» **LISTED RECORDS**:
###

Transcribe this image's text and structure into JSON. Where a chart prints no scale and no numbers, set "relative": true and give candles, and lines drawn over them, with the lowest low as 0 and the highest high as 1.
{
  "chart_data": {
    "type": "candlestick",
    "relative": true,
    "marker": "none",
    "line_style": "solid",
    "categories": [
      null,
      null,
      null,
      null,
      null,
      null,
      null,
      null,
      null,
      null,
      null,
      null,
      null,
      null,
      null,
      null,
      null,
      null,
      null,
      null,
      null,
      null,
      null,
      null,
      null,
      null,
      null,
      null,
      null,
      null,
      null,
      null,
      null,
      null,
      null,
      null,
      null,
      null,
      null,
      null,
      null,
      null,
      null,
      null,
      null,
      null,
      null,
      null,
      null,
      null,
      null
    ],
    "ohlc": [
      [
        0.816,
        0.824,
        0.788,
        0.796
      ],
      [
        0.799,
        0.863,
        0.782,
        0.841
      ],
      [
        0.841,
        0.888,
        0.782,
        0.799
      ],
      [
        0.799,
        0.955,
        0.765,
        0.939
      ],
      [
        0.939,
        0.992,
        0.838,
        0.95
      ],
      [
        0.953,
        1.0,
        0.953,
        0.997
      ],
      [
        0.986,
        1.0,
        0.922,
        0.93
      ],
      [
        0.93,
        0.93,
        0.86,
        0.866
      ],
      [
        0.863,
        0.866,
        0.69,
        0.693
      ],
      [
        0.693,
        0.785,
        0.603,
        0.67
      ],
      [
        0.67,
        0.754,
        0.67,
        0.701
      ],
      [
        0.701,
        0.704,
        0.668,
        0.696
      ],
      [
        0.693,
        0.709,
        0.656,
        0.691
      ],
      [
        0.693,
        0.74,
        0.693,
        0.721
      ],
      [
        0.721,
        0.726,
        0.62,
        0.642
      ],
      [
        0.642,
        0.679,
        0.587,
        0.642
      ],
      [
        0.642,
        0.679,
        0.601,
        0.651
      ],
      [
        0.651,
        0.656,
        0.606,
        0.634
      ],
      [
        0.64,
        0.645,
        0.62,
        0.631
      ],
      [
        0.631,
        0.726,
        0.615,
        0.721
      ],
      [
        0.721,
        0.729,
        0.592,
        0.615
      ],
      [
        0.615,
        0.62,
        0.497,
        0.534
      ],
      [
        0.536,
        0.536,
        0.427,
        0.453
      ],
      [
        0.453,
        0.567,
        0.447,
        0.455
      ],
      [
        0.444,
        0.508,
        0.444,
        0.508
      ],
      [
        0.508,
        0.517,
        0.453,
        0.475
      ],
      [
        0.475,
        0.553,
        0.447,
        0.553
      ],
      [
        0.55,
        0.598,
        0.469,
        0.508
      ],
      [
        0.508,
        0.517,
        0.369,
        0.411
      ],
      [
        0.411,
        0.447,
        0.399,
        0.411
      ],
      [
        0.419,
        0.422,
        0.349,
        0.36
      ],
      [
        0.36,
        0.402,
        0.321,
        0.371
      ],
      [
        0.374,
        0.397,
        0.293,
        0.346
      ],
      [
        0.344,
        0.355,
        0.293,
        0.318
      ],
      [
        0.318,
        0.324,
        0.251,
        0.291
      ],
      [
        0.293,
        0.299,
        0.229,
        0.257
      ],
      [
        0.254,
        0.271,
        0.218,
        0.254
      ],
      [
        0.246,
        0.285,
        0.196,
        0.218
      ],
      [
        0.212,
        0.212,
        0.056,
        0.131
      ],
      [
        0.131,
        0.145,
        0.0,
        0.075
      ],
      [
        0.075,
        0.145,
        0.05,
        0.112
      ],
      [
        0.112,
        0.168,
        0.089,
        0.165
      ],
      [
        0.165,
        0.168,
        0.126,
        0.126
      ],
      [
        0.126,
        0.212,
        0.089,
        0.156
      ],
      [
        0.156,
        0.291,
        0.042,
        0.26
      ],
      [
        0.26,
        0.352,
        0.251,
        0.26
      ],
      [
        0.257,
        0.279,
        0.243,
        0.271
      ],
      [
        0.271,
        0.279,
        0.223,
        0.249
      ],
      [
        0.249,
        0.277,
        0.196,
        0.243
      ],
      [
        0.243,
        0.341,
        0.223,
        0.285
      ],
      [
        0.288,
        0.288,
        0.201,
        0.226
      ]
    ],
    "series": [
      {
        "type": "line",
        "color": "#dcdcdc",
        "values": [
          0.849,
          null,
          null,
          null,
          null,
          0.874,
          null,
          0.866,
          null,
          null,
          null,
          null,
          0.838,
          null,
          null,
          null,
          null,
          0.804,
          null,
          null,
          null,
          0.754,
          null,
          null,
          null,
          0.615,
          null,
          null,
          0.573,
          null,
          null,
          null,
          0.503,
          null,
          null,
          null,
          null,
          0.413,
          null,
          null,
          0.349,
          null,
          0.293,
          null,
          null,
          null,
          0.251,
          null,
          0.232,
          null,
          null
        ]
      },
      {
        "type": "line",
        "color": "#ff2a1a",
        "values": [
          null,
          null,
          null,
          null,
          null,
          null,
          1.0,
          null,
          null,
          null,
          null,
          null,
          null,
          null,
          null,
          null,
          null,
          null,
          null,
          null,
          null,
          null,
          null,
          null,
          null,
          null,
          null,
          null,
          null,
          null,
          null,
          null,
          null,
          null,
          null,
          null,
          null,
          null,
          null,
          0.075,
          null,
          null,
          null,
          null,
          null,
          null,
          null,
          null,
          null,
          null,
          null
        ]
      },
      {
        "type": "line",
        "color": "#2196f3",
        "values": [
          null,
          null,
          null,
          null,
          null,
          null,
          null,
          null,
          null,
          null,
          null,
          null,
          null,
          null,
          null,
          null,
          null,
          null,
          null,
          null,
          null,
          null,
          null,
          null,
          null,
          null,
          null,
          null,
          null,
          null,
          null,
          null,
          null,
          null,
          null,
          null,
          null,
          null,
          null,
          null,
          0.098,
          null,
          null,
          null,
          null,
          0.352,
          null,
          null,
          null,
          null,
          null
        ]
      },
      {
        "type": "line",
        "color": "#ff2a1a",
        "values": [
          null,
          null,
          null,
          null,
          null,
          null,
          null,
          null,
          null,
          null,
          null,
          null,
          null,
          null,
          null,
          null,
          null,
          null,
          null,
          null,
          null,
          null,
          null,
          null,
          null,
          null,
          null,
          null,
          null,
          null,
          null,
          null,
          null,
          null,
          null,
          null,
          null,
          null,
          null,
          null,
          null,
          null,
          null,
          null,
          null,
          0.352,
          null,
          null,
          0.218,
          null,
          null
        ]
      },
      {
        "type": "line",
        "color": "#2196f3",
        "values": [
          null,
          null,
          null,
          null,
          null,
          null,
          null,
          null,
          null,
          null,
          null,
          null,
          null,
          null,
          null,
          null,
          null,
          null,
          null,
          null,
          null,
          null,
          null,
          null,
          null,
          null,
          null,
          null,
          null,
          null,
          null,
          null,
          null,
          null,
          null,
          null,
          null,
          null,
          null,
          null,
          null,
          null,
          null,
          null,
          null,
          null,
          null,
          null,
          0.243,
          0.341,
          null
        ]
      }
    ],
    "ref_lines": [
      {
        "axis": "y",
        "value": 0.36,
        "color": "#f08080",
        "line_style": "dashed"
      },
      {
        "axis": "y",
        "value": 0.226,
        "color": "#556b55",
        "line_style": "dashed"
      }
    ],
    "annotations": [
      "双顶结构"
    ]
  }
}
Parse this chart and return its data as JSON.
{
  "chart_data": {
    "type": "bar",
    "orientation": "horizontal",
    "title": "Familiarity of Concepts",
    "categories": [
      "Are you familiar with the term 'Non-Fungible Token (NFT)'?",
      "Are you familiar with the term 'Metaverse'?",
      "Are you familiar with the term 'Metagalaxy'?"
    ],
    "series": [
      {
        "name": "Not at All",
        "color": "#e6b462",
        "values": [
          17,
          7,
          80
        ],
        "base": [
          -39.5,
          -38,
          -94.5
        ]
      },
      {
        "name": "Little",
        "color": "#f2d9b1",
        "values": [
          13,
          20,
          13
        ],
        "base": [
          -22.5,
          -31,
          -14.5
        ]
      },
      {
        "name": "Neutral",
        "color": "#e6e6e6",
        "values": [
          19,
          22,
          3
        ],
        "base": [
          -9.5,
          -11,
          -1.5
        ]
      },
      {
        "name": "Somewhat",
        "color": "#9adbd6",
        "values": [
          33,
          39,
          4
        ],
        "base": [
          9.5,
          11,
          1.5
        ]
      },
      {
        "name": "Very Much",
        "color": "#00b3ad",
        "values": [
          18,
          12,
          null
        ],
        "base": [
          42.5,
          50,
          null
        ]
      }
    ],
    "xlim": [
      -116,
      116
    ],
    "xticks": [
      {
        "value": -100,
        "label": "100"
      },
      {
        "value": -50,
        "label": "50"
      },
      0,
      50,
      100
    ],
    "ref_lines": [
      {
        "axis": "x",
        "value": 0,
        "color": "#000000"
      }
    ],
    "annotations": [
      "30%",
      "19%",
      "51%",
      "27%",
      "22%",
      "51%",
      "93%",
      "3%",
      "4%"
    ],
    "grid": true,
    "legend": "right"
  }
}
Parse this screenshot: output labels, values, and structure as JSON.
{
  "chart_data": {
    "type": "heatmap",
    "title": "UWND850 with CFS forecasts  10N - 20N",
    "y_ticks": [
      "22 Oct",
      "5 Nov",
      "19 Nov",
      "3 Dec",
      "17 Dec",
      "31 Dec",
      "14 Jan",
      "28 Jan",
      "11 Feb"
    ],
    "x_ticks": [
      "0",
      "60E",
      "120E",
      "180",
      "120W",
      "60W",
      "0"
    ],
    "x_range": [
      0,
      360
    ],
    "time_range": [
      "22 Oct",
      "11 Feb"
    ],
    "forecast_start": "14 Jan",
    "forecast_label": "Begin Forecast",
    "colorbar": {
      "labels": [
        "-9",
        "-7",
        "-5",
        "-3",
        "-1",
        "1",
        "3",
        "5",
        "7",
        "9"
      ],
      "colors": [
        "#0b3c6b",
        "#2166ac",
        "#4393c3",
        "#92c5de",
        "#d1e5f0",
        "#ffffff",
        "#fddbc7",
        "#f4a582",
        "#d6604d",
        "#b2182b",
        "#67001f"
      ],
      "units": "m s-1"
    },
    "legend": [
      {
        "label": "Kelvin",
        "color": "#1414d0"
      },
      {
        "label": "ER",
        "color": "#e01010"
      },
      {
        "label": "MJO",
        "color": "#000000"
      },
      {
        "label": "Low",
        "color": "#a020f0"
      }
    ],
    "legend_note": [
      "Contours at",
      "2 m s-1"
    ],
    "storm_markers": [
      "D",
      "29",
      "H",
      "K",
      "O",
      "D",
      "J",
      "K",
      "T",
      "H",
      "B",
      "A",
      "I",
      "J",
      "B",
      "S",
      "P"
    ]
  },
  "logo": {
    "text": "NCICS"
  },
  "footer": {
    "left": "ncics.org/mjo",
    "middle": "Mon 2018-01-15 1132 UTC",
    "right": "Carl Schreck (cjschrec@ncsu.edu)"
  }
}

###

» **PROBLEM DETAILS**: Where a line above includes "Parse", copy that line.

» **SOLUTION TO THIS EXERCISE**:
Parse this chart and return its data as JSON.
Parse this screenshot: output labels, values, and structure as JSON.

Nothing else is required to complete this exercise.